* _Exercise instructions_:
Transcribe all the entries word for word, omitting any pictures they contain.

* _Material provided_:

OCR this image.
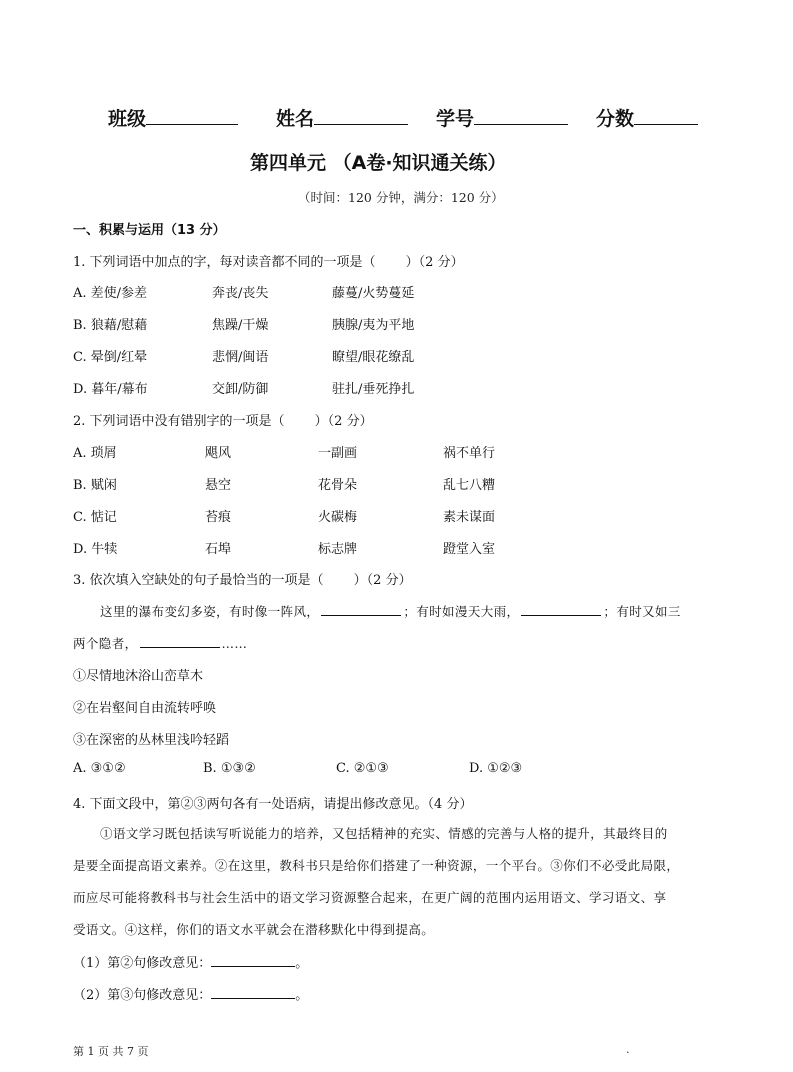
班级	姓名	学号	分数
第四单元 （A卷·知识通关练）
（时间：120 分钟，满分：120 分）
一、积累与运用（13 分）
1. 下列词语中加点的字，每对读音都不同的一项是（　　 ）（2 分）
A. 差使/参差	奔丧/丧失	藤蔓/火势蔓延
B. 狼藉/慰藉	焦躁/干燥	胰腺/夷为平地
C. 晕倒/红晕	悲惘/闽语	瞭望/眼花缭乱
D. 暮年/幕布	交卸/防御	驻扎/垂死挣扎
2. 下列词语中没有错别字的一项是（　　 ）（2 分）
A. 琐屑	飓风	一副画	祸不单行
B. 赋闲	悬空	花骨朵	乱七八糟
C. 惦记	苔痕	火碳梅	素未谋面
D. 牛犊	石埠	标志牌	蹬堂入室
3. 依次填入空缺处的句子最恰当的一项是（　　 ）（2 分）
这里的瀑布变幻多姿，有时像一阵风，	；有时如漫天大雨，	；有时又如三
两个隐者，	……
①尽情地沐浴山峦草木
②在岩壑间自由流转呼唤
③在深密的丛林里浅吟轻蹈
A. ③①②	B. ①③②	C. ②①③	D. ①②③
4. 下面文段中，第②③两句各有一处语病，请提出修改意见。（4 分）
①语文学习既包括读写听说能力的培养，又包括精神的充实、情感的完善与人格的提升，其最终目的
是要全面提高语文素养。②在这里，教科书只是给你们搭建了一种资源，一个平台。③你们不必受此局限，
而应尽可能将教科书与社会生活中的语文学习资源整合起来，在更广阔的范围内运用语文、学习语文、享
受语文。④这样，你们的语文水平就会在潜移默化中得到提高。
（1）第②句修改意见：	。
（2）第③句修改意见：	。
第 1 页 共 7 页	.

* _Finished answer_:
OCR this image.
班级	姓名	学号	分数
第四单元 （A卷·知识通关练）
（时间：120 分钟，满分：120 分）
一、积累与运用（13 分）
1. 下列词语中加点的字，每对读音都不同的一项是（　　 ）（2 分）
A. 差使/参差	奔丧/丧失	藤蔓/火势蔓延
B. 狼藉/慰藉	焦躁/干燥	胰腺/夷为平地
C. 晕倒/红晕	悲惘/闽语	瞭望/眼花缭乱
D. 暮年/幕布	交卸/防御	驻扎/垂死挣扎
2. 下列词语中没有错别字的一项是（　　 ）（2 分）
A. 琐屑	飓风	一副画	祸不单行
B. 赋闲	悬空	花骨朵	乱七八糟
C. 惦记	苔痕	火碳梅	素未谋面
D. 牛犊	石埠	标志牌	蹬堂入室
3. 依次填入空缺处的句子最恰当的一项是（　　 ）（2 分）
这里的瀑布变幻多姿，有时像一阵风，	；有时如漫天大雨，	；有时又如三
两个隐者，	……
①尽情地沐浴山峦草木
②在岩壑间自由流转呼唤
③在深密的丛林里浅吟轻蹈
A. ③①②	B. ①③②	C. ②①③	D. ①②③
4. 下面文段中，第②③两句各有一处语病，请提出修改意见。（4 分）
①语文学习既包括读写听说能力的培养，又包括精神的充实、情感的完善与人格的提升，其最终目的
是要全面提高语文素养。②在这里，教科书只是给你们搭建了一种资源，一个平台。③你们不必受此局限，
而应尽可能将教科书与社会生活中的语文学习资源整合起来，在更广阔的范围内运用语文、学习语文、享
受语文。④这样，你们的语文水平就会在潜移默化中得到提高。
（1）第②句修改意见：	。
（2）第③句修改意见：	。
第 1 页 共 7 页	.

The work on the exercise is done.